---------- Source material ----------

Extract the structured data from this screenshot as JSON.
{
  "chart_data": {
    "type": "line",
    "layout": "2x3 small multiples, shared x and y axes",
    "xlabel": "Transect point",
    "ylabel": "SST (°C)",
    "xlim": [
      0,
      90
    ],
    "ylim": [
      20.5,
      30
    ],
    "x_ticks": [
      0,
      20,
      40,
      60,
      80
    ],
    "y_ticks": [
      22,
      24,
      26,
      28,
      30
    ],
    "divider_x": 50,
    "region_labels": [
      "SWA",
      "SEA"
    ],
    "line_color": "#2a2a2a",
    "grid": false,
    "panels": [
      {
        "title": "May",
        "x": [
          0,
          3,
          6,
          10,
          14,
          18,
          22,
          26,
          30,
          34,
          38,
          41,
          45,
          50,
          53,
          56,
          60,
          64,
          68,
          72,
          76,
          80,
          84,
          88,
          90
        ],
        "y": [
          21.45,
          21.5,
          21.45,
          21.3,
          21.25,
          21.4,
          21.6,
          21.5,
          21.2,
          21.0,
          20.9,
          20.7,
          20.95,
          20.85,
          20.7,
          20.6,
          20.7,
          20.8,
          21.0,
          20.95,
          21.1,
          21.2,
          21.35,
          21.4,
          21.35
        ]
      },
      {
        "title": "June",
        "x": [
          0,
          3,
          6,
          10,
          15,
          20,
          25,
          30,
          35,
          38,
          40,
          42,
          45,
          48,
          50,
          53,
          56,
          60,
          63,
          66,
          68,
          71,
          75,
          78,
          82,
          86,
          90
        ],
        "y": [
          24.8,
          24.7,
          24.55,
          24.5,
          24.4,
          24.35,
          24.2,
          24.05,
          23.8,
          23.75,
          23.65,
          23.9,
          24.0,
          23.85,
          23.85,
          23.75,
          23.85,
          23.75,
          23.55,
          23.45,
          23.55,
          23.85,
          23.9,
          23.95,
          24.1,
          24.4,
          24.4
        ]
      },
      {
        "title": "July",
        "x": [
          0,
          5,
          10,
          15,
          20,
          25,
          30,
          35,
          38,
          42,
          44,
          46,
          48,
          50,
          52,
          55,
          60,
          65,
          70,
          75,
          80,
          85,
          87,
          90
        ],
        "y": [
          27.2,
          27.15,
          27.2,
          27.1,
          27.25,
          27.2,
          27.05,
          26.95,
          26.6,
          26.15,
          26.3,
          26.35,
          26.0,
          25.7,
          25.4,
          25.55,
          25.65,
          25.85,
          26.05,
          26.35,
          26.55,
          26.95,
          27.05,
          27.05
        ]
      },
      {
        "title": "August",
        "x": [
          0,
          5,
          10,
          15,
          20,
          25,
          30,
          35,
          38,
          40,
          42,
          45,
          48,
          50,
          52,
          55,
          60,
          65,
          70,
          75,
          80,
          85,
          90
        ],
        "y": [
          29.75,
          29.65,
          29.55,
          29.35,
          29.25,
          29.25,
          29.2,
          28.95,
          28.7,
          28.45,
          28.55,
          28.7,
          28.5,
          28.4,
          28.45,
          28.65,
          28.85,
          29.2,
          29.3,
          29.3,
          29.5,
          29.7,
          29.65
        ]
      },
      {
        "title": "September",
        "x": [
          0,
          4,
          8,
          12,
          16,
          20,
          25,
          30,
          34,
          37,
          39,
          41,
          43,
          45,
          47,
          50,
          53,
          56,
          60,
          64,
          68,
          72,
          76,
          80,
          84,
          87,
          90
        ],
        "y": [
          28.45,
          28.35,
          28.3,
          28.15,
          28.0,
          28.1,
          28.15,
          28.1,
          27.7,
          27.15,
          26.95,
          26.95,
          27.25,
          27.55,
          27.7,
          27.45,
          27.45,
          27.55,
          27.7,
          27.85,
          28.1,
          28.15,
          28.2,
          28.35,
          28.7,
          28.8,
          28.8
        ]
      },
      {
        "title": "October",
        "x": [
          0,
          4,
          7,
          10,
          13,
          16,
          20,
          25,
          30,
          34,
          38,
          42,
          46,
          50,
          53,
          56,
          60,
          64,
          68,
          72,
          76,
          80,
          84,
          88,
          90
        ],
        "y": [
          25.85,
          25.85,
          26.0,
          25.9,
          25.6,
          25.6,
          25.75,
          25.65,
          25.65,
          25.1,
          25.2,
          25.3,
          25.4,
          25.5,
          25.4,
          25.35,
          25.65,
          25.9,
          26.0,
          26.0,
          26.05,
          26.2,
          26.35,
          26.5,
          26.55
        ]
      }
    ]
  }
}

----------

● Aim of the exercise: Your task is to repeat the data exactly, with nothing left out.

● Answer to this problem:
Extract the structured data from this screenshot as JSON.
{
  "chart_data": {
    "type": "line",
    "layout": "2x3 small multiples, shared x and y axes",
    "xlabel": "Transect point",
    "ylabel": "SST (°C)",
    "xlim": [
      0,
      90
    ],
    "ylim": [
      20.5,
      30
    ],
    "x_ticks": [
      0,
      20,
      40,
      60,
      80
    ],
    "y_ticks": [
      22,
      24,
      26,
      28,
      30
    ],
    "divider_x": 50,
    "region_labels": [
      "SWA",
      "SEA"
    ],
    "line_color": "#2a2a2a",
    "grid": false,
    "panels": [
      {
        "title": "May",
        "x": [
          0,
          3,
          6,
          10,
          14,
          18,
          22,
          26,
          30,
          34,
          38,
          41,
          45,
          50,
          53,
          56,
          60,
          64,
          68,
          72,
          76,
          80,
          84,
          88,
          90
        ],
        "y": [
          21.45,
          21.5,
          21.45,
          21.3,
          21.25,
          21.4,
          21.6,
          21.5,
          21.2,
          21.0,
          20.9,
          20.7,
          20.95,
          20.85,
          20.7,
          20.6,
          20.7,
          20.8,
          21.0,
          20.95,
          21.1,
          21.2,
          21.35,
          21.4,
          21.35
        ]
      },
      {
        "title": "June",
        "x": [
          0,
          3,
          6,
          10,
          15,
          20,
          25,
          30,
          35,
          38,
          40,
          42,
          45,
          48,
          50,
          53,
          56,
          60,
          63,
          66,
          68,
          71,
          75,
          78,
          82,
          86,
          90
        ],
        "y": [
          24.8,
          24.7,
          24.55,
          24.5,
          24.4,
          24.35,
          24.2,
          24.05,
          23.8,
          23.75,
          23.65,
          23.9,
          24.0,
          23.85,
          23.85,
          23.75,
          23.85,
          23.75,
          23.55,
          23.45,
          23.55,
          23.85,
          23.9,
          23.95,
          24.1,
          24.4,
          24.4
        ]
      },
      {
        "title": "July",
        "x": [
          0,
          5,
          10,
          15,
          20,
          25,
          30,
          35,
          38,
          42,
          44,
          46,
          48,
          50,
          52,
          55,
          60,
          65,
          70,
          75,
          80,
          85,
          87,
          90
        ],
        "y": [
          27.2,
          27.15,
          27.2,
          27.1,
          27.25,
          27.2,
          27.05,
          26.95,
          26.6,
          26.15,
          26.3,
          26.35,
          26.0,
          25.7,
          25.4,
          25.55,
          25.65,
          25.85,
          26.05,
          26.35,
          26.55,
          26.95,
          27.05,
          27.05
        ]
      },
      {
        "title": "August",
        "x": [
          0,
          5,
          10,
          15,
          20,
          25,
          30,
          35,
          38,
          40,
          42,
          45,
          48,
          50,
          52,
          55,
          60,
          65,
          70,
          75,
          80,
          85,
          90
        ],
        "y": [
          29.75,
          29.65,
          29.55,
          29.35,
          29.25,
          29.25,
          29.2,
          28.95,
          28.7,
          28.45,
          28.55,
          28.7,
          28.5,
          28.4,
          28.45,
          28.65,
          28.85,
          29.2,
          29.3,
          29.3,
          29.5,
          29.7,
          29.65
        ]
      },
      {
        "title": "September",
        "x": [
          0,
          4,
          8,
          12,
          16,
          20,
          25,
          30,
          34,
          37,
          39,
          41,
          43,
          45,
          47,
          50,
          53,
          56,
          60,
          64,
          68,
          72,
          76,
          80,
          84,
          87,
          90
        ],
        "y": [
          28.45,
          28.35,
          28.3,
          28.15,
          28.0,
          28.1,
          28.15,
          28.1,
          27.7,
          27.15,
          26.95,
          26.95,
          27.25,
          27.55,
          27.7,
          27.45,
          27.45,
          27.55,
          27.7,
          27.85,
          28.1,
          28.15,
          28.2,
          28.35,
          28.7,
          28.8,
          28.8
        ]
      },
      {
        "title": "October",
        "x": [
          0,
          4,
          7,
          10,
          13,
          16,
          20,
          25,
          30,
          34,
          38,
          42,
          46,
          50,
          53,
          56,
          60,
          64,
          68,
          72,
          76,
          80,
          84,
          88,
          90
        ],
        "y": [
          25.85,
          25.85,
          26.0,
          25.9,
          25.6,
          25.6,
          25.75,
          25.65,
          25.65,
          25.1,
          25.2,
          25.3,
          25.4,
          25.5,
          25.4,
          25.35,
          25.65,
          25.9,
          26.0,
          26.0,
          26.05,
          26.2,
          26.35,
          26.5,
          26.55
        ]
      }
    ]
  }
}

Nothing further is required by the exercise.